-- Tâches à réaliser --
a) Comment traduire en anglais cette phrase de l'entretien sur le Soudan : « Je pense qu'il faut à la fois reconnaître l'indépendance et la nécessité d'une Cour pénale internationale et, en même temps, faire cesser les violences et aller vers la paix. » ?
b) Pouvez-vous reprendre l'entretien sur le Soudan et le poursuivre après son dernier passage ?

-- Texte à lire --
* * * * *

Q - Demain vous allez recevoir le ministre soudanais. Quel est le message de l'Union européenne à l'égard du Soudan deux jours après la demande de mandat d'arrêt du procureur du TPI ?
R - La position, celle de la France et de l'Union européenne, c'est de reconnaître l'indépendance absolue de la Cour pénale internationale pour laquelle nous avons milité. Tous, nous avons voulu cette Cour. Les décisions ne regardent que la Cour. Il y a déjà eu des décisions qui ont été prises à l'encontre de deux personnes qui, selon la Cour pénale - je n'ai pas à commenter ses arrêts - s'étaient rendus coupables d'exactions qualifiées de crimes de masse, de crimes contre l'humanité dans le déroulement des violences au Darfour : des millions de réfugiés et des centaines de milliers de morts. Nous voulons que cela cesse et nous avons, avec l'Europe, été suffisamment déterminés pour créer de l'autre côté de la frontière une force européenne, l'EUFOR, qui doit venir en aide aux personnes déplacées, aux Tchadiens et Tchadiennes. De l'autre côté de la frontière, il devait y avoir une force internationale, sous mandat de l'Union africaine et de l'ONU et nous devions agir parallèlement, mais cela ne s'est pas fait pour toutes sortes de raisons, des obstacles se sont accumulés. Si vous le permettez, je parlerai de tout cela avec mes interlocuteurs soudanais demain.
Je pense qu'il faut à la fois reconnaître l'indépendance et la nécessité d'une Cour pénale internationale et, en même temps, faire cesser les violences et aller vers la paix.
Q - Cela veut dire que vous avez encore un peu de patience politique avec le Soudan ?

* * * * *

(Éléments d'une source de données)
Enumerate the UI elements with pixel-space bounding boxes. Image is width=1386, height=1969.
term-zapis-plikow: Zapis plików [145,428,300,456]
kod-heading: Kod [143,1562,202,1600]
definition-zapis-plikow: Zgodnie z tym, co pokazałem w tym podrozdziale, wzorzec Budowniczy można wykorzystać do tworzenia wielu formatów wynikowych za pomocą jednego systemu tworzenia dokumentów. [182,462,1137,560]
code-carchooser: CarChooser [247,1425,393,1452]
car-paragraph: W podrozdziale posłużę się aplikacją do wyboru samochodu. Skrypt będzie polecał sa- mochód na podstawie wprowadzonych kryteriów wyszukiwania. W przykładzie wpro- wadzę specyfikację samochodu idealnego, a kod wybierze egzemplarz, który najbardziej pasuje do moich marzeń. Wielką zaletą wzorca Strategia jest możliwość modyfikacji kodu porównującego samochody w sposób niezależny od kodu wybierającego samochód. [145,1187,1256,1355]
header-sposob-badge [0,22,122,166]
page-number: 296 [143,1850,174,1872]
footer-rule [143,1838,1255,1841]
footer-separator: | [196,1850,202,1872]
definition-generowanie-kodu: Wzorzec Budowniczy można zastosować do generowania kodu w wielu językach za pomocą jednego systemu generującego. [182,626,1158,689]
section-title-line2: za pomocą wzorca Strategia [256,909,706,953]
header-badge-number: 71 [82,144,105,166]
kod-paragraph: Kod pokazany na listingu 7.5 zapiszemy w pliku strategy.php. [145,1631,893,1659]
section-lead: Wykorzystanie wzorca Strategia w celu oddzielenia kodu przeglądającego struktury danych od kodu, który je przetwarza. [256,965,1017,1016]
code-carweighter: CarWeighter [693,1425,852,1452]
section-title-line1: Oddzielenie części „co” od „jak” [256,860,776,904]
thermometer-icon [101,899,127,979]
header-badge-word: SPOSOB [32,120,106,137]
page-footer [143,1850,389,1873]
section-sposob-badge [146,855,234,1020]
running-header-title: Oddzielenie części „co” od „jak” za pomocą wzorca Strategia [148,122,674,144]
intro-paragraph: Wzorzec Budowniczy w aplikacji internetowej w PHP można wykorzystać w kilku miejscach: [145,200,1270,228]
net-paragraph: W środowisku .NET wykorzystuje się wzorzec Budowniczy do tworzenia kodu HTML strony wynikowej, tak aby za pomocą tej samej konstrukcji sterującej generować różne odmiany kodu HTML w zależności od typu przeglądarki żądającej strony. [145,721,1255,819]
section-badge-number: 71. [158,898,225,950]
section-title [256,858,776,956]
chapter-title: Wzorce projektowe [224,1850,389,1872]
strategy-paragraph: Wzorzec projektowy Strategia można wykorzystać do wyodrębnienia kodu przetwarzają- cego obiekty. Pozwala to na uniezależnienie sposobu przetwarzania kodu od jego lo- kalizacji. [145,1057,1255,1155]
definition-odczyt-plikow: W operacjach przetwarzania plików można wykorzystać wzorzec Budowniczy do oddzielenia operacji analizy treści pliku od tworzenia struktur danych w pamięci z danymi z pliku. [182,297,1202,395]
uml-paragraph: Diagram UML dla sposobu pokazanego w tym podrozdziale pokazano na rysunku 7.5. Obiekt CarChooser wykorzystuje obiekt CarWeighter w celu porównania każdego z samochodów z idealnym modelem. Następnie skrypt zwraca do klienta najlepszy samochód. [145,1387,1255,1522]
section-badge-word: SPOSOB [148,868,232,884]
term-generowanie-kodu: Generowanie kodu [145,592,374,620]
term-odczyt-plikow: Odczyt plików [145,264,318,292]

* * * * *

-- Réponses aux tâches --
a) I think we must both recognize the independence and the necessity of an International Criminal Court and, at the same time, put an end to the violence and move toward peace.

b)
R - J'ai de la patience, mais les victimes n'en ont pas, les victimes en ont assez. Ces victimes sont dans les camps et n'ont pas bougé depuis trois ans, et il y a de nombreux morts. Je suis conscient de la situation, du fait que des troupes rebelles passent de l'autre côté de la frontière. L'Europe fait tout ce qu'elle peut pour lutter contre cela. La Cour pénale internationale fait son travail, j'ai rencontré hier le Secrétaire général des Nations unies qui est très inquiet et, comme nous, il espère un apaisement.
Q - Sur la Syrie, le président Sarkozy a promis de signer cet accord d'association entre l'Union européenne et la Syrie. Est-ce que vous savez déjà quand vous allez en discuter au CAGRE avec vos partenaires ? Est-ce qu'il y a encore des conditions que Damas doit remplir pour que cela se fasse ?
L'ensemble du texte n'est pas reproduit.